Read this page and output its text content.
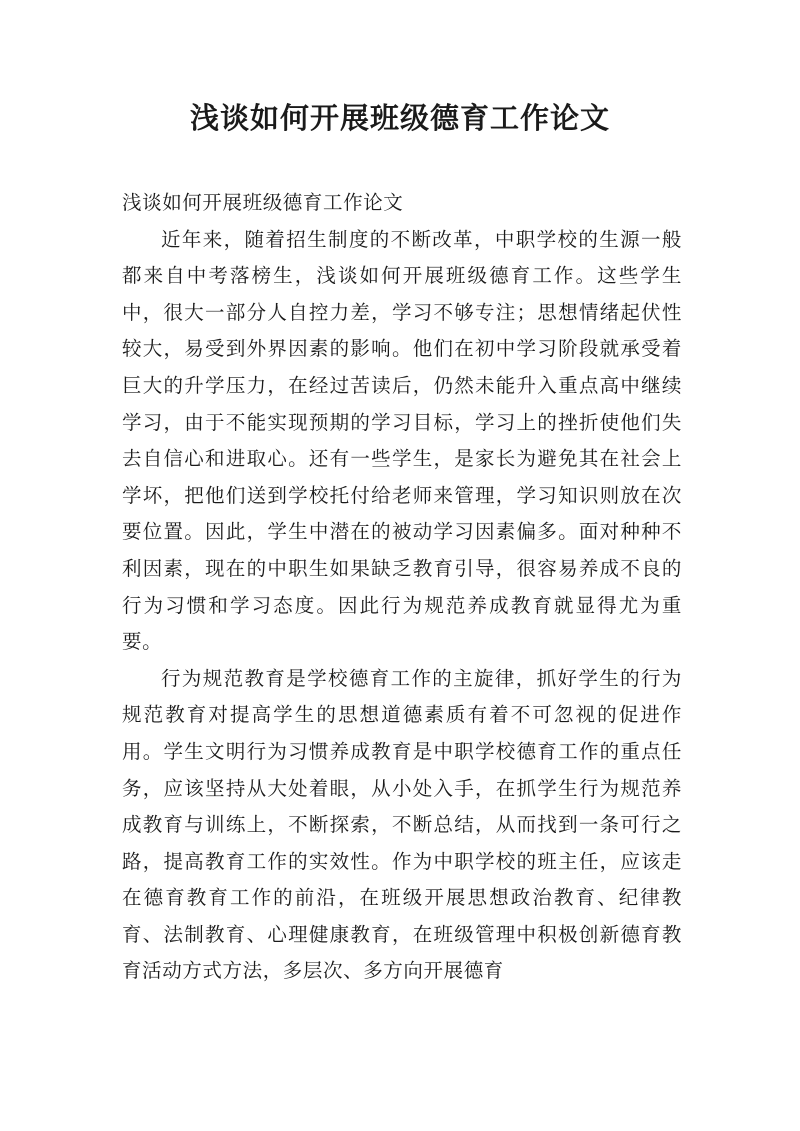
浅谈如何开展班级德育工作论文

浅谈如何开展班级德育工作论文

近年来，随着招生制度的不断改革，中职学校的生源一般都来自中考落榜生，浅谈如何开展班级德育工作。这些学生中，很大一部分人自控力差，学习不够专注；思想情绪起伏性较大，易受到外界因素的影响。他们在初中学习阶段就承受着巨大的升学压力，在经过苦读后，仍然未能升入重点高中继续学习，由于不能实现预期的学习目标，学习上的挫折使他们失去自信心和进取心。还有一些学生，是家长为避免其在社会上学坏，把他们送到学校托付给老师来管理，学习知识则放在次要位置。因此，学生中潜在的被动学习因素偏多。面对种种不利因素，现在的中职生如果缺乏教育引导，很容易养成不良的行为习惯和学习态度。因此行为规范养成教育就显得尤为重要。

行为规范教育是学校德育工作的主旋律，抓好学生的行为规范教育对提高学生的思想道德素质有着不可忽视的促进作用。学生文明行为习惯养成教育是中职学校德育工作的重点任务，应该坚持从大处着眼，从小处入手，在抓学生行为规范养成教育与训练上，不断探索，不断总结，从而找到一条可行之路，提高教育工作的实效性。作为中职学校的班主任，应该走在德育教育工作的前沿，在班级开展思想政治教育、纪律教育、法制教育、心理健康教育，在班级管理中积极创新德育教育活动方式方法，多层次、多方向开展德育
----------
Written problem:
Transcribe the records above exactly as they appear, leaving out any pictures.

Task solution:
Read this page and output its text content.
浅谈如何开展班级德育工作论文

浅谈如何开展班级德育工作论文

近年来，随着招生制度的不断改革，中职学校的生源一般都来自中考落榜生，浅谈如何开展班级德育工作。这些学生中，很大一部分人自控力差，学习不够专注；思想情绪起伏性较大，易受到外界因素的影响。他们在初中学习阶段就承受着巨大的升学压力，在经过苦读后，仍然未能升入重点高中继续学习，由于不能实现预期的学习目标，学习上的挫折使他们失去自信心和进取心。还有一些学生，是家长为避免其在社会上学坏，把他们送到学校托付给老师来管理，学习知识则放在次要位置。因此，学生中潜在的被动学习因素偏多。面对种种不利因素，现在的中职生如果缺乏教育引导，很容易养成不良的行为习惯和学习态度。因此行为规范养成教育就显得尤为重要。

行为规范教育是学校德育工作的主旋律，抓好学生的行为规范教育对提高学生的思想道德素质有着不可忽视的促进作用。学生文明行为习惯养成教育是中职学校德育工作的重点任务，应该坚持从大处着眼，从小处入手，在抓学生行为规范养成教育与训练上，不断探索，不断总结，从而找到一条可行之路，提高教育工作的实效性。作为中职学校的班主任，应该走在德育教育工作的前沿，在班级开展思想政治教育、纪律教育、法制教育、心理健康教育，在班级管理中积极创新德育教育活动方式方法，多层次、多方向开展德育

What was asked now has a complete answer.